### Listed entries

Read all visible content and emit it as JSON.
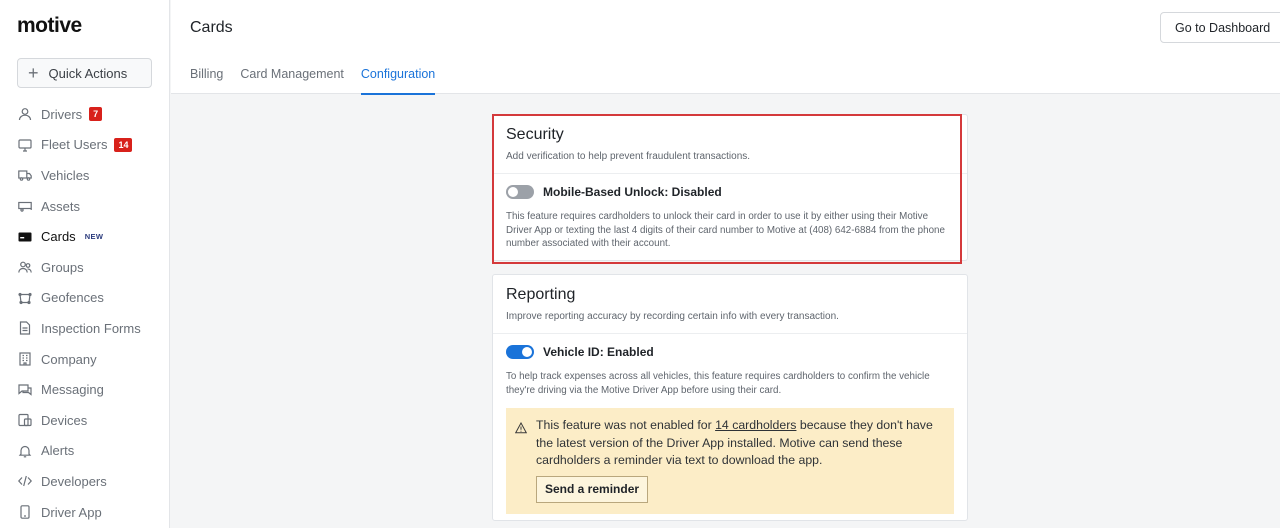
{
  "app": {
    "logo": "motive"
  },
  "sidebar": {
    "quick_actions": "Quick Actions",
    "items": [
      {
        "label": "Drivers",
        "icon": "person-icon",
        "badge": "7"
      },
      {
        "label": "Fleet Users",
        "icon": "monitor-icon",
        "badge": "14"
      },
      {
        "label": "Vehicles",
        "icon": "truck-icon"
      },
      {
        "label": "Assets",
        "icon": "trailer-icon"
      },
      {
        "label": "Cards",
        "icon": "card-icon",
        "tag": "NEW"
      },
      {
        "label": "Groups",
        "icon": "group-icon"
      },
      {
        "label": "Geofences",
        "icon": "geofence-icon"
      },
      {
        "label": "Inspection Forms",
        "icon": "document-icon"
      },
      {
        "label": "Company",
        "icon": "building-icon"
      },
      {
        "label": "Messaging",
        "icon": "chat-icon"
      },
      {
        "label": "Devices",
        "icon": "devices-icon"
      },
      {
        "label": "Alerts",
        "icon": "bell-icon"
      },
      {
        "label": "Developers",
        "icon": "code-icon"
      },
      {
        "label": "Driver App",
        "icon": "phone-icon"
      }
    ]
  },
  "header": {
    "title": "Cards",
    "dashboard_button": "Go to Dashboard",
    "tabs": [
      {
        "label": "Billing"
      },
      {
        "label": "Card Management"
      },
      {
        "label": "Configuration",
        "active": true
      }
    ]
  },
  "security": {
    "title": "Security",
    "subtitle": "Add verification to help prevent fraudulent transactions.",
    "toggle_label": "Mobile-Based Unlock: Disabled",
    "toggle_on": false,
    "description": "This feature requires cardholders to unlock their card in order to use it by either using their Motive Driver App or texting the last 4 digits of their card number to Motive at (408) 642-6884 from the phone number associated with their account."
  },
  "reporting": {
    "title": "Reporting",
    "subtitle": "Improve reporting accuracy by recording certain info with every transaction.",
    "toggle_label": "Vehicle ID: Enabled",
    "toggle_on": true,
    "description": "To help track expenses across all vehicles, this feature requires cardholders to confirm the vehicle they're driving via the Motive Driver App before using their card.",
    "warning": {
      "text_before": "This feature was not enabled for ",
      "link": "14 cardholders",
      "text_after": " because they don't have the latest version of the Driver App installed. Motive can send these cardholders a reminder via text to download the app.",
      "button": "Send a reminder"
    }
  },
  "colors": {
    "accent": "#1a73d9",
    "badge": "#d8211b",
    "highlight": "#d4393b",
    "warning_bg": "#fcedc7"
  }
}
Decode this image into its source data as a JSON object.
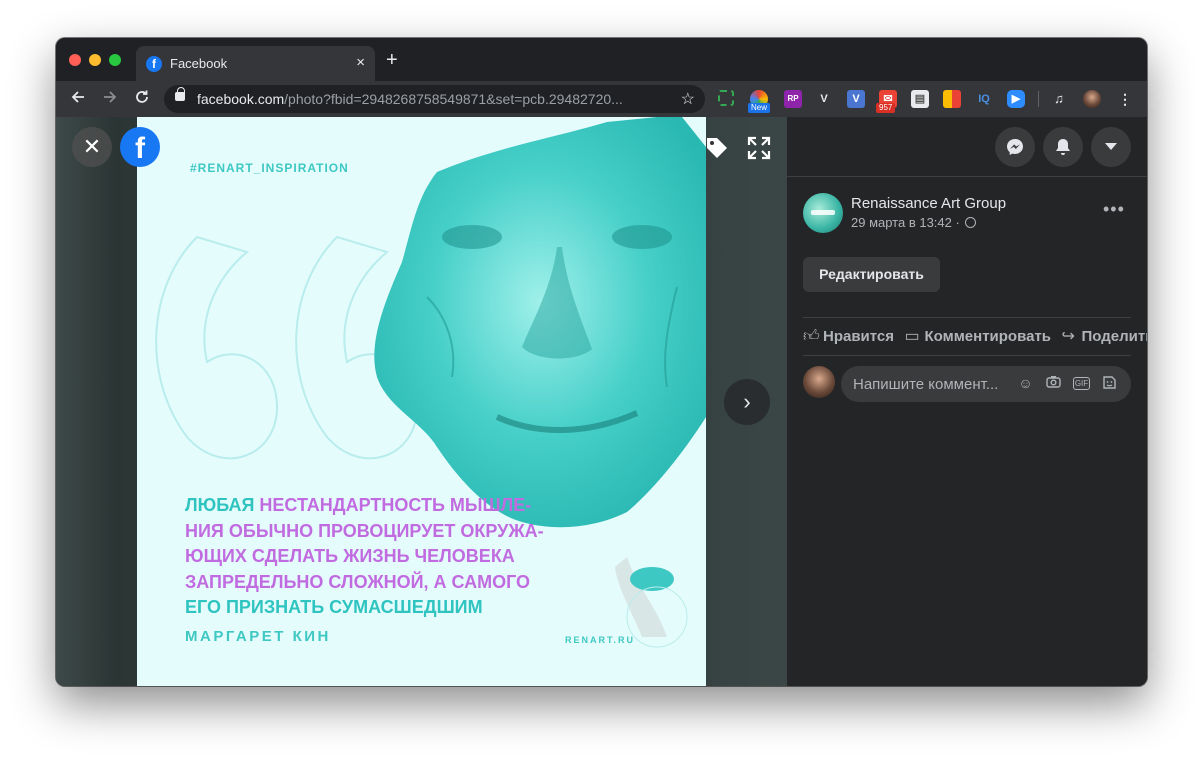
{
  "browser": {
    "tab_title": "Facebook",
    "tab_close": "×",
    "new_tab": "+",
    "url_host": "facebook.com",
    "url_path": "/photo?fbid=2948268758549871&set=pcb.29482720...",
    "extensions": {
      "new_badge": "New",
      "rp_label": "RP",
      "v_label": "V",
      "mail_count": "957",
      "iq_label": "IQ"
    }
  },
  "photo": {
    "hashtag": "#RENART_INSPIRATION",
    "quote_lines": [
      {
        "teal": "ЛЮБАЯ ",
        "purple": "НЕСТАНДАРТНОСТЬ МЫШЛЕ-"
      },
      {
        "purple": "НИЯ ОБЫЧНО ПРОВОЦИРУЕТ ОКРУЖА-"
      },
      {
        "purple": "ЮЩИХ СДЕЛАТЬ ЖИЗНЬ ЧЕЛОВЕКА"
      },
      {
        "purple": "ЗАПРЕДЕЛЬНО СЛОЖНОЙ, А САМОГО"
      },
      {
        "teal": "ЕГО ПРИЗНАТЬ СУМАСШЕДШИМ"
      }
    ],
    "author": "МАРГАРЕТ КИН",
    "site": "RENART.RU"
  },
  "viewer": {
    "close_glyph": "✕",
    "fb_logo_letter": "f",
    "next_glyph": "›"
  },
  "side": {
    "post_author": "Renaissance Art Group",
    "post_date": "29 марта в 13:42 ·",
    "more_glyph": "•••",
    "edit_label": "Редактировать",
    "actions": {
      "like": "Нравится",
      "comment": "Комментировать",
      "share": "Поделиться"
    },
    "comment_placeholder": "Напишите коммент..."
  },
  "colors": {
    "accent_teal": "#2fc4c0",
    "accent_purple": "#c16be0",
    "facebook_blue": "#1877f2"
  },
  "icons": [
    "back-arrow-icon",
    "forward-arrow-icon",
    "reload-icon",
    "lock-icon",
    "star-icon",
    "messenger-icon",
    "bell-icon",
    "caret-down-icon",
    "tag-icon",
    "expand-icon",
    "like-icon",
    "comment-icon",
    "share-icon",
    "emoji-icon",
    "camera-icon",
    "gif-icon",
    "sticker-icon",
    "globe-icon",
    "kebab-menu-icon"
  ]
}
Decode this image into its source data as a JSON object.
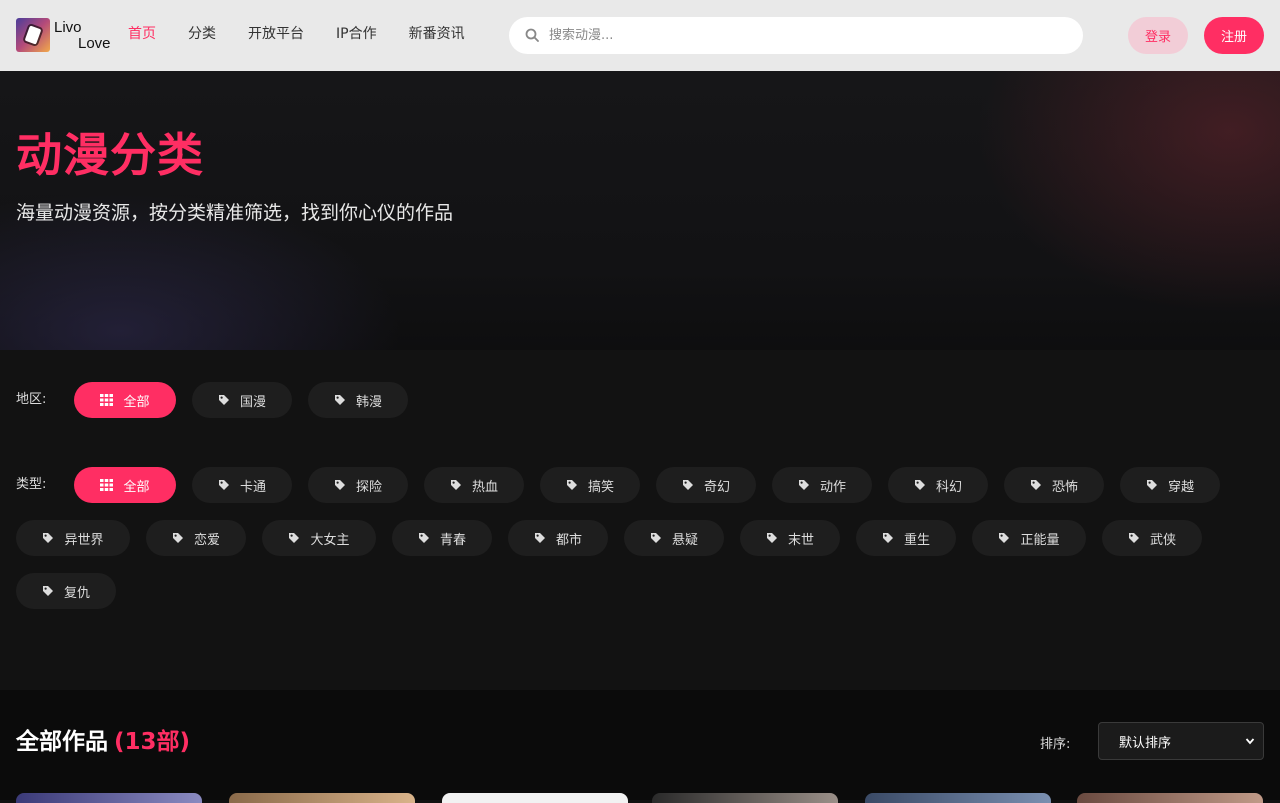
{
  "header": {
    "logo_line1": "Livo",
    "logo_line2": "Love",
    "nav": [
      {
        "label": "首页",
        "active": true
      },
      {
        "label": "分类",
        "active": false
      },
      {
        "label": "开放平台",
        "active": false
      },
      {
        "label": "IP合作",
        "active": false
      },
      {
        "label": "新番资讯",
        "active": false
      }
    ],
    "search_placeholder": "搜索动漫...",
    "login_label": "登录",
    "register_label": "注册"
  },
  "hero": {
    "title": "动漫分类",
    "subtitle": "海量动漫资源，按分类精准筛选，找到你心仪的作品"
  },
  "filters": {
    "region": {
      "label": "地区:",
      "options": [
        "全部",
        "国漫",
        "韩漫"
      ],
      "selected": "全部"
    },
    "type": {
      "label": "类型:",
      "options": [
        "全部",
        "卡通",
        "探险",
        "热血",
        "搞笑",
        "奇幻",
        "动作",
        "科幻",
        "恐怖",
        "穿越",
        "异世界",
        "恋爱",
        "大女主",
        "青春",
        "都市",
        "悬疑",
        "末世",
        "重生",
        "正能量",
        "武侠",
        "复仇"
      ],
      "selected": "全部"
    }
  },
  "works": {
    "title": "全部作品",
    "count": "(13部)",
    "sort_label": "排序:",
    "sort_value": "默认排序"
  },
  "colors": {
    "accent": "#ff2e63",
    "header_bg": "#e9e9e9",
    "chip_bg": "#1e1e1e",
    "page_bg": "#111111"
  }
}
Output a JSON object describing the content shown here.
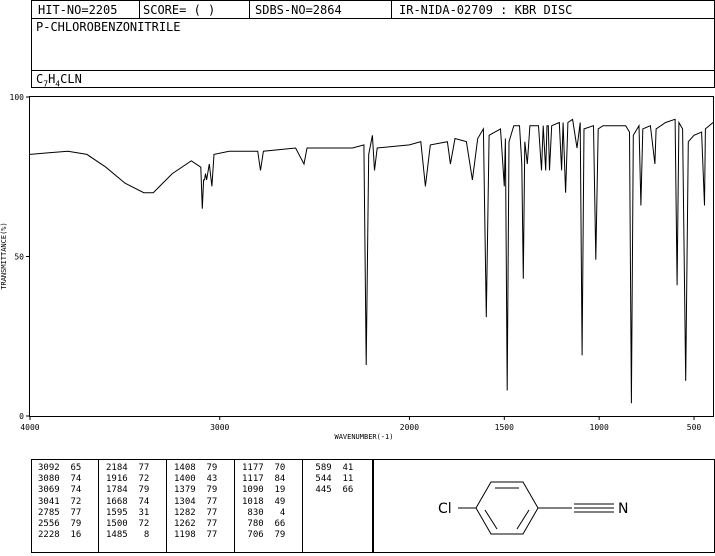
{
  "header": {
    "hit_no": "HIT-NO=2205",
    "score": "SCORE=  (   )",
    "sdbs_no": "SDBS-NO=2864",
    "ir_code": "IR-NIDA-02709 : KBR DISC"
  },
  "compound": {
    "name": "P-CHLOROBENZONITRILE",
    "formula_parts": [
      "C",
      "7",
      "H",
      "4",
      "CLN"
    ]
  },
  "structure": {
    "left_label": "Cl",
    "right_label": "N"
  },
  "chart_data": {
    "type": "line",
    "xlabel": "WAVENUMBER(-1)",
    "ylabel": "TRANSMITTANCE(%)",
    "xlim": [
      4000,
      400
    ],
    "ylim": [
      0,
      100
    ],
    "x_ticks": [
      4000,
      3000,
      2000,
      1500,
      1000,
      500
    ],
    "y_ticks": [
      100,
      50,
      0
    ],
    "grid": false,
    "spectrum": [
      [
        4000,
        82
      ],
      [
        3900,
        82.5
      ],
      [
        3800,
        83
      ],
      [
        3700,
        82
      ],
      [
        3600,
        78
      ],
      [
        3500,
        73
      ],
      [
        3400,
        70
      ],
      [
        3350,
        70
      ],
      [
        3300,
        73
      ],
      [
        3250,
        76
      ],
      [
        3150,
        80
      ],
      [
        3100,
        78
      ],
      [
        3092,
        65
      ],
      [
        3085,
        74
      ],
      [
        3080,
        74
      ],
      [
        3075,
        76
      ],
      [
        3069,
        74
      ],
      [
        3055,
        79
      ],
      [
        3041,
        72
      ],
      [
        3030,
        82
      ],
      [
        2950,
        83
      ],
      [
        2800,
        83
      ],
      [
        2785,
        77
      ],
      [
        2770,
        83
      ],
      [
        2600,
        84
      ],
      [
        2556,
        79
      ],
      [
        2540,
        84
      ],
      [
        2300,
        84
      ],
      [
        2240,
        85
      ],
      [
        2228,
        16
      ],
      [
        2215,
        82
      ],
      [
        2195,
        88
      ],
      [
        2184,
        77
      ],
      [
        2170,
        84
      ],
      [
        2000,
        85
      ],
      [
        1940,
        86
      ],
      [
        1916,
        72
      ],
      [
        1890,
        85
      ],
      [
        1800,
        86
      ],
      [
        1784,
        79
      ],
      [
        1760,
        87
      ],
      [
        1700,
        86
      ],
      [
        1668,
        74
      ],
      [
        1640,
        87
      ],
      [
        1610,
        90
      ],
      [
        1595,
        31
      ],
      [
        1580,
        88
      ],
      [
        1520,
        90
      ],
      [
        1500,
        72
      ],
      [
        1494,
        87
      ],
      [
        1485,
        8
      ],
      [
        1475,
        86
      ],
      [
        1450,
        91
      ],
      [
        1420,
        91
      ],
      [
        1408,
        79
      ],
      [
        1400,
        43
      ],
      [
        1392,
        86
      ],
      [
        1379,
        79
      ],
      [
        1365,
        91
      ],
      [
        1320,
        91
      ],
      [
        1304,
        77
      ],
      [
        1295,
        91
      ],
      [
        1282,
        77
      ],
      [
        1275,
        91
      ],
      [
        1268,
        91
      ],
      [
        1262,
        77
      ],
      [
        1250,
        91
      ],
      [
        1210,
        92
      ],
      [
        1198,
        77
      ],
      [
        1190,
        92
      ],
      [
        1177,
        70
      ],
      [
        1165,
        92
      ],
      [
        1140,
        93
      ],
      [
        1117,
        84
      ],
      [
        1100,
        92
      ],
      [
        1090,
        19
      ],
      [
        1080,
        90
      ],
      [
        1030,
        91
      ],
      [
        1018,
        49
      ],
      [
        1005,
        90
      ],
      [
        980,
        91
      ],
      [
        900,
        91
      ],
      [
        860,
        91
      ],
      [
        840,
        89
      ],
      [
        830,
        4
      ],
      [
        820,
        88
      ],
      [
        790,
        91
      ],
      [
        780,
        66
      ],
      [
        770,
        90
      ],
      [
        730,
        91
      ],
      [
        706,
        79
      ],
      [
        700,
        90
      ],
      [
        650,
        92
      ],
      [
        600,
        93
      ],
      [
        589,
        41
      ],
      [
        580,
        92
      ],
      [
        560,
        90
      ],
      [
        544,
        11
      ],
      [
        530,
        86
      ],
      [
        500,
        88
      ],
      [
        460,
        89
      ],
      [
        445,
        66
      ],
      [
        440,
        90
      ],
      [
        420,
        91
      ],
      [
        400,
        92
      ]
    ],
    "peaks": [
      [
        3092,
        65
      ],
      [
        3080,
        74
      ],
      [
        3069,
        74
      ],
      [
        3041,
        72
      ],
      [
        2785,
        77
      ],
      [
        2556,
        79
      ],
      [
        2228,
        16
      ],
      [
        2184,
        77
      ],
      [
        1916,
        72
      ],
      [
        1784,
        79
      ],
      [
        1668,
        74
      ],
      [
        1595,
        31
      ],
      [
        1500,
        72
      ],
      [
        1485,
        8
      ],
      [
        1408,
        79
      ],
      [
        1400,
        43
      ],
      [
        1379,
        79
      ],
      [
        1304,
        77
      ],
      [
        1282,
        77
      ],
      [
        1262,
        77
      ],
      [
        1198,
        77
      ],
      [
        1177,
        70
      ],
      [
        1117,
        84
      ],
      [
        1090,
        19
      ],
      [
        1018,
        49
      ],
      [
        830,
        4
      ],
      [
        780,
        66
      ],
      [
        706,
        79
      ],
      [
        589,
        41
      ],
      [
        544,
        11
      ],
      [
        445,
        66
      ]
    ]
  }
}
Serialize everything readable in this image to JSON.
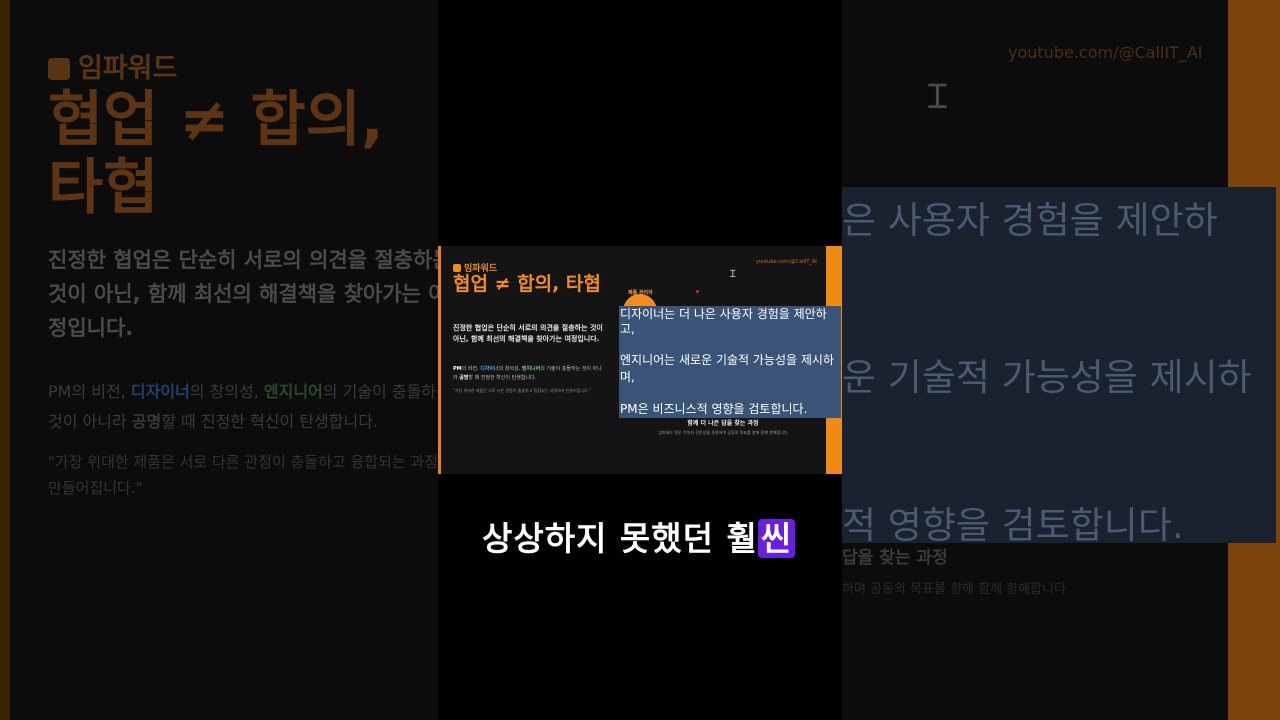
{
  "slide": {
    "brand": "임파워드",
    "url": "youtube.com/@CallIT_AI",
    "title": "협업 ≠ 합의, 타협",
    "intro": "진정한 협업은 단순히 서로의 의견을 절충하는 것이 아닌, 함께 최선의 해결책을 찾아가는 여정입니다.",
    "detail": {
      "p1": "PM",
      "p2": "의 비전, ",
      "p3": "디자이너",
      "p4": "의 창의성, ",
      "p5": "엔지니어",
      "p6": "의 기술이 충돌하는 것이 아니라 ",
      "p7": "공명",
      "p8": "할 때 진정한 혁신이 탄생합니다."
    },
    "quote": "\"가장 위대한 제품은 서로 다른 관점이 충돌하고 융합되는 과정에서 만들어집니다.\"",
    "circle_label": "제품 관리자",
    "selected_lines": [
      "디자이너는 더 나은 사용자 경험을 제안하",
      "고,",
      "엔지니어는 새로운 기술적 가능성을 제시하",
      "며,",
      "PM은 비즈니스적 영향을 검토합니다."
    ],
    "subtitle": "함께 더 나은 답을 찾는 과정",
    "subtext": "임파워드 팀은 각자의 전문성을 존중하며 공동의 목표를 향해 함께 항해합니다"
  },
  "background": {
    "visible_intro": [
      "진정한 협업은 단순히 서로의 의견을 절충하는",
      "것이 아닌, 함께 최선의 해결책을 찾아가는 여",
      "정입니다."
    ],
    "visible_detail_line2_a": "것이 아니라 ",
    "visible_detail_line2_b": "공명",
    "visible_detail_line2_c": "할 때 진정한 혁신이 탄생합니다.",
    "visible_quote": [
      "\"가장 위대한 제품은 서로 다른 관점이 충돌하고 융합되는 과정에서",
      "만들어집니다.\""
    ],
    "visible_sel_1": "은 사용자 경험을 제안하",
    "visible_sel_2": "운 기술적 가능성을 제시하",
    "visible_sel_3": "적 영향을 검토합니다.",
    "visible_sub1": "답을 찾는 과정",
    "visible_sub2": "하며 공동의 목표를 향해 함께 항해합니다"
  },
  "caption": {
    "text": "상상하지 못했던 훨",
    "highlight": "씬"
  },
  "colors": {
    "accent": "#F08D1C",
    "selection": "#3A5478",
    "caption_highlight": "#6A1EE0"
  }
}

### Instructions for the task
Work out the number of lines above that include the string "description" and write only that number.

### Written reply
2